::: Material provided :::

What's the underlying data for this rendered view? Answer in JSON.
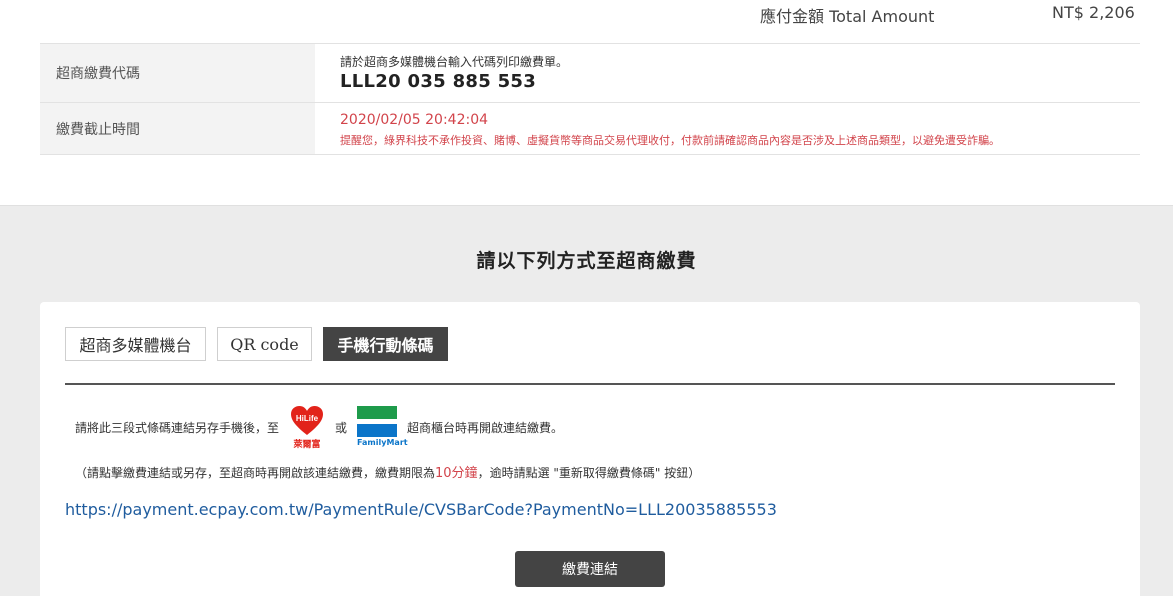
{
  "summary": {
    "total_label": "應付金額 Total Amount",
    "total_value": "NT$ 2,206"
  },
  "info": {
    "code_label": "超商繳費代碼",
    "code_note": "請於超商多媒體機台輸入代碼列印繳費單。",
    "code_value": "LLL20 035 885 553",
    "deadline_label": "繳費截止時間",
    "deadline_value": "2020/02/05 20:42:04",
    "warning": "提醒您，綠界科技不承作投資、賭博、虛擬貨幣等商品交易代理收付，付款前請確認商品內容是否涉及上述商品類型，以避免遭受詐騙。"
  },
  "section": {
    "title": "請以下列方式至超商繳費"
  },
  "tabs": [
    {
      "label": "超商多媒體機台",
      "active": false
    },
    {
      "label": "QR code",
      "active": false
    },
    {
      "label": "手機行動條碼",
      "active": true
    }
  ],
  "mobile": {
    "instruction_prefix": "請將此三段式條碼連結另存手機後，至",
    "instruction_or": "或",
    "instruction_suffix": "超商櫃台時再開啟連結繳費。",
    "note_prefix": "（請點擊繳費連結或另存，至超商時再開啟該連結繳費，繳費期限為",
    "note_highlight": "10分鐘",
    "note_suffix": "，逾時請點選 \"重新取得繳費條碼\" 按鈕）",
    "url": "https://payment.ecpay.com.tw/PaymentRule/CVSBarCode?PaymentNo=LLL20035885553",
    "button_label": "繳費連結",
    "logo_hilife_text": "HiLife",
    "logo_hilife_name": "萊爾富",
    "logo_fm_name": "FamilyMart"
  },
  "colors": {
    "accent_red": "#d2444b",
    "link_blue": "#1f5c9e",
    "dark_button": "#444444"
  }
}
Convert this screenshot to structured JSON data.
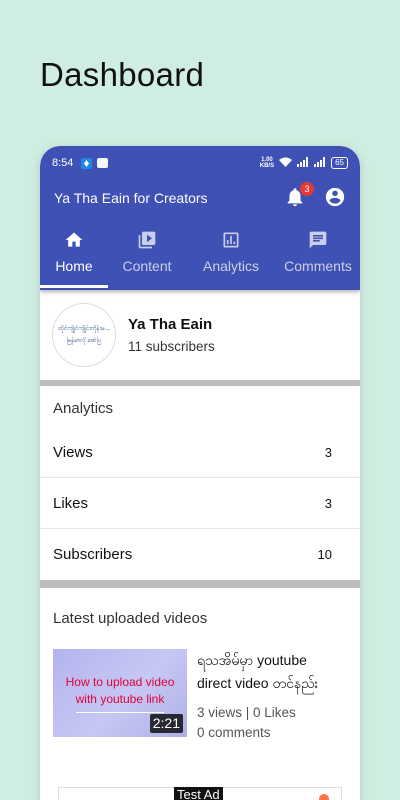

:::

→ **What the exercise asks**
Output all of the data exactly as it stands, minus any images.

→ **Task solution**
What's the underlying data for this rendered view? Answer in JSON.
{
  "summary": {
    "total_label": "應付金額 Total Amount",
    "total_value": "NT$ 2,206"
  },
  "info": {
    "code_label": "超商繳費代碼",
    "code_note": "請於超商多媒體機台輸入代碼列印繳費單。",
    "code_value": "LLL20 035 885 553",
    "deadline_label": "繳費截止時間",
    "deadline_value": "2020/02/05 20:42:04",
    "warning": "提醒您，綠界科技不承作投資、賭博、虛擬貨幣等商品交易代理收付，付款前請確認商品內容是否涉及上述商品類型，以避免遭受詐騙。"
  },
  "section": {
    "title": "請以下列方式至超商繳費"
  },
  "tabs": [
    {
      "label": "超商多媒體機台",
      "active": false
    },
    {
      "label": "QR code",
      "active": false
    },
    {
      "label": "手機行動條碼",
      "active": true
    }
  ],
  "mobile": {
    "instruction_prefix": "請將此三段式條碼連結另存手機後，至",
    "instruction_or": "或",
    "instruction_suffix": "超商櫃台時再開啟連結繳費。",
    "note_prefix": "（請點擊繳費連結或另存，至超商時再開啟該連結繳費，繳費期限為",
    "note_highlight": "10分鐘",
    "note_suffix": "，逾時請點選 \"重新取得繳費條碼\" 按鈕）",
    "url": "https://payment.ecpay.com.tw/PaymentRule/CVSBarCode?PaymentNo=LLL20035885553",
    "button_label": "繳費連結",
    "logo_hilife_text": "HiLife",
    "logo_hilife_name": "萊爾富",
    "logo_fm_name": "FamilyMart"
  },
  "colors": {
    "accent_red": "#d2444b",
    "link_blue": "#1f5c9e",
    "dark_button": "#444444"
  }
}
Convert this screenshot to structured JSON data.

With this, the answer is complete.